▶ Given request
Identify and copy all lines of the material where the string "because" is found.

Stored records
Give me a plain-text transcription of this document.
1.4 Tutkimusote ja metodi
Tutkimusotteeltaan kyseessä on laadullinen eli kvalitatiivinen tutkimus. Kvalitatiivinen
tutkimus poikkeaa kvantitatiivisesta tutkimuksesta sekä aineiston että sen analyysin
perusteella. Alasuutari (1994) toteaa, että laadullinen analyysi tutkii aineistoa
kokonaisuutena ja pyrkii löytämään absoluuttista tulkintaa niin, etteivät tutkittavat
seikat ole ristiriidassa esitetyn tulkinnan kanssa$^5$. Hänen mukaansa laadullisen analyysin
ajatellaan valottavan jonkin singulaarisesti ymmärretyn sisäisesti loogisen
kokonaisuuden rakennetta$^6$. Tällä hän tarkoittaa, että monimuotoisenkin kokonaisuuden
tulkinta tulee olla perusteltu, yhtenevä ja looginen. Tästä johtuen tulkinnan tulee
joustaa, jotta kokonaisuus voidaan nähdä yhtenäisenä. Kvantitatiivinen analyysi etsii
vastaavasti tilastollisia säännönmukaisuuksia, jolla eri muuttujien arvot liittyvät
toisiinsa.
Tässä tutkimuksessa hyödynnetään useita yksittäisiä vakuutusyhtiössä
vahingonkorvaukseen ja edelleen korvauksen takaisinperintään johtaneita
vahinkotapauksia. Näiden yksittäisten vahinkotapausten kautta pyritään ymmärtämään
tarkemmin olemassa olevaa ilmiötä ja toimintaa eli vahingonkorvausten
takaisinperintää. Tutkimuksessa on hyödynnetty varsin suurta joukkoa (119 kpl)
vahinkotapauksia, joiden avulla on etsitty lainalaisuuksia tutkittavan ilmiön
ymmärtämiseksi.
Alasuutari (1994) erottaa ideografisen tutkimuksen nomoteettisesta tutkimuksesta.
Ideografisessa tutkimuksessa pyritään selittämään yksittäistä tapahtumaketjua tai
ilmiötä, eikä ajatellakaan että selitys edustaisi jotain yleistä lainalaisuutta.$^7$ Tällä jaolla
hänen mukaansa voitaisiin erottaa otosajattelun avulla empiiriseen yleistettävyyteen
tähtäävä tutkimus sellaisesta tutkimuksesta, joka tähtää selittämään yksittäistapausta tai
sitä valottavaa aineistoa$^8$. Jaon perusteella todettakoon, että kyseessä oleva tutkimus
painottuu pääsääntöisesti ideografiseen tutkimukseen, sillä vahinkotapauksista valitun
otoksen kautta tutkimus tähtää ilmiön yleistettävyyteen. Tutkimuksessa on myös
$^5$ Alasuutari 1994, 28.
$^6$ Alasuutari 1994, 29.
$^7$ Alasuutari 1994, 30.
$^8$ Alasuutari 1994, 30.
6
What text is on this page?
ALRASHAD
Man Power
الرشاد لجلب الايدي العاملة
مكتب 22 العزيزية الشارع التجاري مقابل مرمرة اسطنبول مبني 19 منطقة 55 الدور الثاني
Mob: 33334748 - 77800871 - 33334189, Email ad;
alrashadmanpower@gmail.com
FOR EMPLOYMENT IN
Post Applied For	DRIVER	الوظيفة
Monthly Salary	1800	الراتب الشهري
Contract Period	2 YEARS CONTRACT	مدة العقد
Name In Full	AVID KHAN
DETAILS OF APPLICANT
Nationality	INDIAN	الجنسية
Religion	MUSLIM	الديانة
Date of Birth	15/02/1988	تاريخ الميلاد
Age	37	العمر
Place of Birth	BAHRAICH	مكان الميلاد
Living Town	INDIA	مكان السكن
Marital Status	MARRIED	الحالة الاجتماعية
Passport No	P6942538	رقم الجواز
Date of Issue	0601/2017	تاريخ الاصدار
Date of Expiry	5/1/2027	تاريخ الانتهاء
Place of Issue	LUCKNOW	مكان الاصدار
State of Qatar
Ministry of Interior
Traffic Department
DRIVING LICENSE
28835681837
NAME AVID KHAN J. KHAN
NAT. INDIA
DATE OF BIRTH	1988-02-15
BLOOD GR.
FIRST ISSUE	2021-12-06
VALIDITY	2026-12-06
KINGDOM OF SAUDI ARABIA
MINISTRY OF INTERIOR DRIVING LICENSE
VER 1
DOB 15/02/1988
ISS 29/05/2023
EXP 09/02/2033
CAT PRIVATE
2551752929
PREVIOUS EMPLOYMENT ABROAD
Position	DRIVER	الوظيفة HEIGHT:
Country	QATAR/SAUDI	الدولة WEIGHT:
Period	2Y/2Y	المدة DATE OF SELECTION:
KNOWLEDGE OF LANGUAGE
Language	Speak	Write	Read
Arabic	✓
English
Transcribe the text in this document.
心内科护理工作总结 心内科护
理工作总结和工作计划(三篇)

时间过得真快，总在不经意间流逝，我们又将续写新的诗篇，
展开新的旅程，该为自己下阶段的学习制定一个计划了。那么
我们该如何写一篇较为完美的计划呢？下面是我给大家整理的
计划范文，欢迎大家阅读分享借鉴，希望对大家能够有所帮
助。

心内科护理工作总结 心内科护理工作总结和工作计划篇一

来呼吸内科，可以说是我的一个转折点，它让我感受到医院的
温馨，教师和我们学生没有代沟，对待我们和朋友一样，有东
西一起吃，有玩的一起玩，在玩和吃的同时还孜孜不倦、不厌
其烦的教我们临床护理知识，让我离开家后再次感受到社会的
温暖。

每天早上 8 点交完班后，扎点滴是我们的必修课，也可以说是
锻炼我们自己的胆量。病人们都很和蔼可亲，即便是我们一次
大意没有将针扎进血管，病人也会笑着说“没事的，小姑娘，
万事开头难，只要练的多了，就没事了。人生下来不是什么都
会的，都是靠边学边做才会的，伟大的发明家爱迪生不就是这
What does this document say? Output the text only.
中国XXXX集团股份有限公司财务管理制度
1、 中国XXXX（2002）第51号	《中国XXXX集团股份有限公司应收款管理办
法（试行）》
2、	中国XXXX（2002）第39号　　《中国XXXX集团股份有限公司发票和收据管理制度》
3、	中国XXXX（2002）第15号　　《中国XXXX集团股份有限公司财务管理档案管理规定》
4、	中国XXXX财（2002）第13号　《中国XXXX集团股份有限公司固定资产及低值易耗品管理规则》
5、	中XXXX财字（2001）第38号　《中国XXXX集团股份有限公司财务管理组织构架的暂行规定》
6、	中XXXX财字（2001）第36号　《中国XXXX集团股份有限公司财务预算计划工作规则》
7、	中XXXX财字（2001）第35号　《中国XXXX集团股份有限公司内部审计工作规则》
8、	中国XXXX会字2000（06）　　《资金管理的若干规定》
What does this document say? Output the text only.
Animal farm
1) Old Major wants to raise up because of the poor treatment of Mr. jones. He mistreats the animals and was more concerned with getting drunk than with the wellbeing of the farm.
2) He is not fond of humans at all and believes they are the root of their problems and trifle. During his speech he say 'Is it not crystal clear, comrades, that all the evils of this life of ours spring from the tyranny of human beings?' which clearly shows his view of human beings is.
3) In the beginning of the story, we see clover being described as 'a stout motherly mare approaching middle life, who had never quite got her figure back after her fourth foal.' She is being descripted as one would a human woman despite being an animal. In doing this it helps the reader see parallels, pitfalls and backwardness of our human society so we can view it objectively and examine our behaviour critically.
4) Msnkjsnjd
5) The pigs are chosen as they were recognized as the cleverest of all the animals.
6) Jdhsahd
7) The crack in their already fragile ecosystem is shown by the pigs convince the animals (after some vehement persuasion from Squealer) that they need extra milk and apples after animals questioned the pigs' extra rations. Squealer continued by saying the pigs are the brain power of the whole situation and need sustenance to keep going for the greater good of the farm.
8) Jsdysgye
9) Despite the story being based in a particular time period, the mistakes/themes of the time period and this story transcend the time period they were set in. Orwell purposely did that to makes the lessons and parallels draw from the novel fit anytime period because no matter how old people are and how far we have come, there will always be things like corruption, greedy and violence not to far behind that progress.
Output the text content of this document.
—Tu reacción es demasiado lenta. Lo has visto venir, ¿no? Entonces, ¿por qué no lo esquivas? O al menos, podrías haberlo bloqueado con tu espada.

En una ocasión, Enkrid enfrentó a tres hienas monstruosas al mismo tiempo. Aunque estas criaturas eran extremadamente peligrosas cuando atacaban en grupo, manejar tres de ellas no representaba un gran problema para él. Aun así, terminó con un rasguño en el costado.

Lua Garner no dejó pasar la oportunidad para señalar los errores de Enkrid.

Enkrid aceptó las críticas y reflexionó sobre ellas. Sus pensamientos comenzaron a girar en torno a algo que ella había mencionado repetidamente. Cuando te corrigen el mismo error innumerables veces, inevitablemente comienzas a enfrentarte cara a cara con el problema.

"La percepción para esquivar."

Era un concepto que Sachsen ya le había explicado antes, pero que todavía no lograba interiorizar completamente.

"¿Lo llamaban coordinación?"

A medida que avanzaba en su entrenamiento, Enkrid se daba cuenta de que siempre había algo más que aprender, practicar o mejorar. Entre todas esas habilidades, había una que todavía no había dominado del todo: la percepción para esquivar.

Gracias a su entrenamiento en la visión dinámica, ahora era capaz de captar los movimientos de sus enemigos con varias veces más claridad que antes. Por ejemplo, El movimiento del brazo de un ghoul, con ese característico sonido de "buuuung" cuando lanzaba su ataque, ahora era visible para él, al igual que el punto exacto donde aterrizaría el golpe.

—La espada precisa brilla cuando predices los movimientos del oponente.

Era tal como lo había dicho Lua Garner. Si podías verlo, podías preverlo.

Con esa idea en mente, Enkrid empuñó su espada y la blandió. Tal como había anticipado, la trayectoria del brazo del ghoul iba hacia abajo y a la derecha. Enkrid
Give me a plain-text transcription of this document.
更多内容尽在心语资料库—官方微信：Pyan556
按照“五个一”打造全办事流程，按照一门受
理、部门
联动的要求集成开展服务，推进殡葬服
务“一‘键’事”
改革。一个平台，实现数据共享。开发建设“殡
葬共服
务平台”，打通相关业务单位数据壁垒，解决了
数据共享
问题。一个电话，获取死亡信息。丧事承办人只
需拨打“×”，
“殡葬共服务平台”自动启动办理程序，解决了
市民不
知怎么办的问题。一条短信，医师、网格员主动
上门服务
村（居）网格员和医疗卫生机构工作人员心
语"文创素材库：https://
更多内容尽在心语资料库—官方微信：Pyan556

▶ Reply to the exercise
1) Old Major wants to raise up because of the poor treatment of Mr. jones. He mistreats the animals and was more concerned with getting drunk than with the wellbeing of the farm.
9) Despite the story being based in a particular time period, the mistakes/themes of the time period and this story transcend the time period they were set in. Orwell purposely did that to makes the lessons and parallels draw from the novel fit anytime period because no matter how old people are and how far we have come, there will always be things like corruption, greedy and violence not to far behind that progress.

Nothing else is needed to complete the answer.